**FRAGMENT TEKSTU**
————

Teraz najważniejsze. A gdzie są statystyki? Toż to nie jest rpg. Gra ma statystyki postaci i przedmiotów, ale są one wszystkie ukryte. Rozwój postaci jest ubogi, ale odczuwalny. Zabijemy kilka potworów, odczuwamy, że mniej się męczymy, a liczba ataków zabijająca potwora jest wyraźnie mniejsza (przy tym samym sprzęcie). Analiza kodu źródłowego wyjaśniła bardzo dużo. Jest w zasadzie jedna wartość: siła połączona z HP. Im więcej HP (maks) tym większa siła ataku. Każdy potwór ma analogiczną wartość. Po jego zabiciu nasze HP proporcjonalnie rośnie. HP się ciągle regeneruje, ale każdy ruch wywołuje zmęczenie. Okazuje się, że przedmioty mają wagę. Dodatkowo każdy przedmiot ma 4 statystyki: atak i obrona w wersjach fizycznych i magicznych. Istnieje też mechanika trafienia i pewnej losowości ataków. Także jak na rpg to wystarczy.

————

**ZAREJESTROWANE DANE**
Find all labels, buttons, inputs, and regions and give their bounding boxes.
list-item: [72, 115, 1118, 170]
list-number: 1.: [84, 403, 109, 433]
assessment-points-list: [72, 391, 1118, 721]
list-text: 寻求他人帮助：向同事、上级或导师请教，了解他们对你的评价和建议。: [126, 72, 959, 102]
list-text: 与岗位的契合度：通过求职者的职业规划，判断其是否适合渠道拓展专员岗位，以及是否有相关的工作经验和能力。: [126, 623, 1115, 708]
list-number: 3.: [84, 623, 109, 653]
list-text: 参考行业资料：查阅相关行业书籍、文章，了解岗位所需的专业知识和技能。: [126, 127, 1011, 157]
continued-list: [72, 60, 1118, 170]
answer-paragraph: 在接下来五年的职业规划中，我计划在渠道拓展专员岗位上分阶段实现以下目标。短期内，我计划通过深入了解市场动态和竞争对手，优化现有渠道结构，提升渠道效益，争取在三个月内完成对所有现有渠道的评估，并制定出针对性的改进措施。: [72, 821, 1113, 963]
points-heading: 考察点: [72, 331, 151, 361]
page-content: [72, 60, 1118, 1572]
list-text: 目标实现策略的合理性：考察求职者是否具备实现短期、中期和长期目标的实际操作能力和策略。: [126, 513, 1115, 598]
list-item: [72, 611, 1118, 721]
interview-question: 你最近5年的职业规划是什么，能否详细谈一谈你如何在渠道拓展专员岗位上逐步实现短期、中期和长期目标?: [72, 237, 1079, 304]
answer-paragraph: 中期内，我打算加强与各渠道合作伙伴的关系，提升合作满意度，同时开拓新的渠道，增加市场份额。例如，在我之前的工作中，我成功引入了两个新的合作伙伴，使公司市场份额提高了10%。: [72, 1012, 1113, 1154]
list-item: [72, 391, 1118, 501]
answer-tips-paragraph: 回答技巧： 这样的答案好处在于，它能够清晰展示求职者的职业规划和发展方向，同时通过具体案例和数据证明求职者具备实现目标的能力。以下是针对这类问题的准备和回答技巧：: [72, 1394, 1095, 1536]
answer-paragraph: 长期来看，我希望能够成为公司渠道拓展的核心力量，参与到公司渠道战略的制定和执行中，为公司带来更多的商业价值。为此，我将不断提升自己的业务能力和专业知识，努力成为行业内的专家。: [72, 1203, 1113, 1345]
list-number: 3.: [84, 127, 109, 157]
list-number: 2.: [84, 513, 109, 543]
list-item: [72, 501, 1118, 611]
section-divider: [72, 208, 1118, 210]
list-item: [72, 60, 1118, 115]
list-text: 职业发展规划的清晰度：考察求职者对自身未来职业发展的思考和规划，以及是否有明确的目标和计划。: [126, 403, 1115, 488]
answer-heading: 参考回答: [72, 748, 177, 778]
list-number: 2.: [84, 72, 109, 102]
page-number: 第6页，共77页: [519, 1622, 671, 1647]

————

**ZADANIA DO WYKONANIA**
• a. Przytocz słowo w słowo tę część tekstu o statystykach w grze, która zaczyna się od słów "Teraz najważniejsze. A", a kończy na słowach "rpg to wystarczy.".
• b. Odpowiedz krótko na pytania do tekstu o statystykach w grze:
(i) Z jaką wartością połączona jest siła?
(ii) Ile statystyk ma każdy przedmiot?
(iii) Co wywołuje każdy ruch?
• c. Napisz dalszy ciąg tekstu o statystykach w grze, zaczynając od miejsca, w którym się urywa.
Wiersze pochodzą z innego źródła niż tekst o statystykach w grze.

**ODPOWIEDZI**
• a.
Teraz najważniejsze. A gdzie są statystyki? Toż to nie jest rpg. Gra ma statystyki postaci i przedmiotów, ale są one wszystkie ukryte. Rozwój postaci jest ubogi, ale odczuwalny. Zabijemy kilka potworów, odczuwamy, że mniej się męczymy, a liczba ataków zabijająca potwora jest wyraźnie mniejsza (przy tym samym sprzęcie). Analiza kodu źródłowego wyjaśniła bardzo dużo. Jest w zasadzie jedna wartość: siła połączona z HP. Im więcej HP (maks) tym większa siła ataku. Każdy potwór ma analogiczną wartość. Po jego zabiciu nasze HP proporcjonalnie rośnie. HP się ciągle regeneruje, ale każdy ruch wywołuje zmęczenie. Okazuje się, że przedmioty mają wagę. Dodatkowo każdy przedmiot ma 4 statystyki: atak i obrona w wersjach fizycznych i magicznych. Istnieje też mechanika trafienia i pewnej losowości ataków. Także jak na rpg to wystarczy.

• b.
(i) Z HP.
(ii) Cztery: atak i obronę w wersjach fizycznych i magicznych.
(iii) Zmęczenie.

• c.
Graficznie jest to poziom "Akalabeth" czy podziemi "Ultima I". Są to grafiki tworzone z linii, które wyświetlane w systemie NTSC powodują artefakty kolorów. Skrótowo: 2 kolory zamieniają się w 4 (pomarańcz i niebieski). Emulatory pokazują to dość średnio, a kolor zależy od pozycji na ekranie, więc linie ukośne są na przemian pomarańczowo-niebieskie. Dla czcionek ma to sens, dla reszty to taki efekt uboczny. Na pewno wybór kolorowego trybu (a CoCo taki miał) nie miałby sensu z możliwością pokazania przygasania pochodni. Dźwięk jest w postaci sampli i to robi robotę, ale ze względu na pamięć sample te są dość niskiej jakości jak na przetwornik 6-bitowy. Sterowanie jest strasznie archaiczne jak na rpg-a akcji, ogranicza jednoczesny atak i ruch jak to jest w DM.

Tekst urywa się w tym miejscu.